-------- Data rows --------

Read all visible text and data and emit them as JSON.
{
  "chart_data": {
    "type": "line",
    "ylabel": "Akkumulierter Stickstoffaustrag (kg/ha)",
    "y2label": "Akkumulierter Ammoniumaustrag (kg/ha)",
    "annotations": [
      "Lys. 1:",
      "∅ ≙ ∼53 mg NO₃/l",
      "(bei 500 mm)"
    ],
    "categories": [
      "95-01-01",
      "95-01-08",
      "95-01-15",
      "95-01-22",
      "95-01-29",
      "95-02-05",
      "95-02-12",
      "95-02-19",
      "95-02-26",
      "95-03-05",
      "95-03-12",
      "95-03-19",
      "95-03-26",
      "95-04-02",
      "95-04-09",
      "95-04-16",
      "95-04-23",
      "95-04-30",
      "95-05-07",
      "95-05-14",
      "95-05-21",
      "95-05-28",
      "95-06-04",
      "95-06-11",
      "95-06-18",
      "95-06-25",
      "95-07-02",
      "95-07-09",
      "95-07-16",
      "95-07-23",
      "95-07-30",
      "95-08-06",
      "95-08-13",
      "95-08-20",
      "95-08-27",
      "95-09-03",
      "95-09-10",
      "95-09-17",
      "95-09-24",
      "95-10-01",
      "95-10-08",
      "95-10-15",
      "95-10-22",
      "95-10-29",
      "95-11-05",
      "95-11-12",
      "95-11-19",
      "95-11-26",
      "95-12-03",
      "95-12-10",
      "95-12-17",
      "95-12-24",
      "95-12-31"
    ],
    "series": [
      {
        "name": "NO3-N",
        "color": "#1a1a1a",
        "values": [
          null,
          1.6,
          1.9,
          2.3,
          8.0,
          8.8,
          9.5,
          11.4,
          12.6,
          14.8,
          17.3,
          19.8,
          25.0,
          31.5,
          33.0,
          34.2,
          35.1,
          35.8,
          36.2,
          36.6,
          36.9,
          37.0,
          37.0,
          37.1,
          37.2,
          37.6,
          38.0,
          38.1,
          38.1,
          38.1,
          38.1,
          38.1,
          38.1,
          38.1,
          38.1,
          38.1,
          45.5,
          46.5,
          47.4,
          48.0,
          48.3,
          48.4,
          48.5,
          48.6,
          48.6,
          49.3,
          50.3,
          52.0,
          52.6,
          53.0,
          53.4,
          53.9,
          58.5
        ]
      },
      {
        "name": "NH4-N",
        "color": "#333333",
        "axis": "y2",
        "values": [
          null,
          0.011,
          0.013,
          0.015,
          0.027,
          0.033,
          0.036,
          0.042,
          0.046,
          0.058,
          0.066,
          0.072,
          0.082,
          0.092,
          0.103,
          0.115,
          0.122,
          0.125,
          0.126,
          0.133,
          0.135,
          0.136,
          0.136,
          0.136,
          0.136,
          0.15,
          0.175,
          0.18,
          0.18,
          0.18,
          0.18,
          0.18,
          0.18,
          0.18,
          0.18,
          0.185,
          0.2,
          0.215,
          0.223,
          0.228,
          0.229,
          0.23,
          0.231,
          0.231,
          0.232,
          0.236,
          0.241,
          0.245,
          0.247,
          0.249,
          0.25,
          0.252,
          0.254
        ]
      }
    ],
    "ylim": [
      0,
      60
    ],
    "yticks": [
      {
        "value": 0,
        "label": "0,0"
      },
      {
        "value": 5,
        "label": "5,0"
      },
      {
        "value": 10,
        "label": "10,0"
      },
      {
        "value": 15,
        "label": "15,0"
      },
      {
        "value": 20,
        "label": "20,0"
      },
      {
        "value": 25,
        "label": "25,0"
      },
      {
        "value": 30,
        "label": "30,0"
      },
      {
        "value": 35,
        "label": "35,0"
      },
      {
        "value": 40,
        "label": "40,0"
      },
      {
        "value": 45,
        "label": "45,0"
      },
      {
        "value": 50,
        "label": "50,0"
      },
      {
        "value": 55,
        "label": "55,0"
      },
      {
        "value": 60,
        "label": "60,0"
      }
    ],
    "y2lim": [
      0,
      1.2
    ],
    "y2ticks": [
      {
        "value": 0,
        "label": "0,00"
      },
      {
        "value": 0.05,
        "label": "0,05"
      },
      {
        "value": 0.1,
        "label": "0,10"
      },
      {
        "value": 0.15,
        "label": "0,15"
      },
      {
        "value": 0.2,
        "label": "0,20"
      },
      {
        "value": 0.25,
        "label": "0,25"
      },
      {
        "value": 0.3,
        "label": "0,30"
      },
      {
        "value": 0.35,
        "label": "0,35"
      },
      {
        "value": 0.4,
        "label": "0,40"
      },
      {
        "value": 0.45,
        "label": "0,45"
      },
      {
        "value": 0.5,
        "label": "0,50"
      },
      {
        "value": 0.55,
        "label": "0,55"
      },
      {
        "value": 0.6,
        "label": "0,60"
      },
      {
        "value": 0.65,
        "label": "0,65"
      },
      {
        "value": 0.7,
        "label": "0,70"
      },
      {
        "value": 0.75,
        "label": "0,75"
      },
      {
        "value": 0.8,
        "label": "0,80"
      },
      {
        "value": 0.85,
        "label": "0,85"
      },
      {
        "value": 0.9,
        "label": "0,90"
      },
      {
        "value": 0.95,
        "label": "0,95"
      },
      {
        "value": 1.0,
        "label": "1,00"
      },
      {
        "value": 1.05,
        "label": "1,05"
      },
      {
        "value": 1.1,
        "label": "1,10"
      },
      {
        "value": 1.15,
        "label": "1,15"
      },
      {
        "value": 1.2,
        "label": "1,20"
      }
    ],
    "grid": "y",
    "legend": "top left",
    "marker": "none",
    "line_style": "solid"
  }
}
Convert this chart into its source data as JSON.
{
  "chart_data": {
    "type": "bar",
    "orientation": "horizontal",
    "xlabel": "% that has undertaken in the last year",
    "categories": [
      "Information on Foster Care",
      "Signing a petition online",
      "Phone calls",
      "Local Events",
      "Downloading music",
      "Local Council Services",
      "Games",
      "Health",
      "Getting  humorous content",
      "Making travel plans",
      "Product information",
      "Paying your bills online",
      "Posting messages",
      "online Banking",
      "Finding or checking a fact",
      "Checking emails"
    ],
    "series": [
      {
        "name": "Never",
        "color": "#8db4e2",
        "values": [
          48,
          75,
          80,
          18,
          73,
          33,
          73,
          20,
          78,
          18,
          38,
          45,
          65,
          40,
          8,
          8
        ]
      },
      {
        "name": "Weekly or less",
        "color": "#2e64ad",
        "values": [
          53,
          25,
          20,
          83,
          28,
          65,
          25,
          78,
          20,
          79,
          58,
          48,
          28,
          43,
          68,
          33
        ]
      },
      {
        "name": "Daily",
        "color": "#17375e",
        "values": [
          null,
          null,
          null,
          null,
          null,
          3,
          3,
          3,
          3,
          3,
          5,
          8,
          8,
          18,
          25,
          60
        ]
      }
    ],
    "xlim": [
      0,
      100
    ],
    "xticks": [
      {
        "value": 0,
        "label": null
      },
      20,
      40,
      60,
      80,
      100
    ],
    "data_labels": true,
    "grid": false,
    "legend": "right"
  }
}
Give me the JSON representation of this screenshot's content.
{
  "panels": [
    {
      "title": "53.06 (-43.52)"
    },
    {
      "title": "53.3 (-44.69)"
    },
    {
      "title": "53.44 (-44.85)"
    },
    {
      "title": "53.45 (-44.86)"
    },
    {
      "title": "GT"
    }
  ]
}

--------

### Requirements:
Copy only this span: the line that contains "Give me the", the last line, and every line between them.

### Task solution:
Give me the JSON representation of this screenshot's content.
{
  "panels": [
    {
      "title": "53.06 (-43.52)"
    },
    {
      "title": "53.3 (-44.69)"
    },
    {
      "title": "53.44 (-44.85)"
    },
    {
      "title": "53.45 (-44.86)"
    },
    {
      "title": "GT"
    }
  ]
}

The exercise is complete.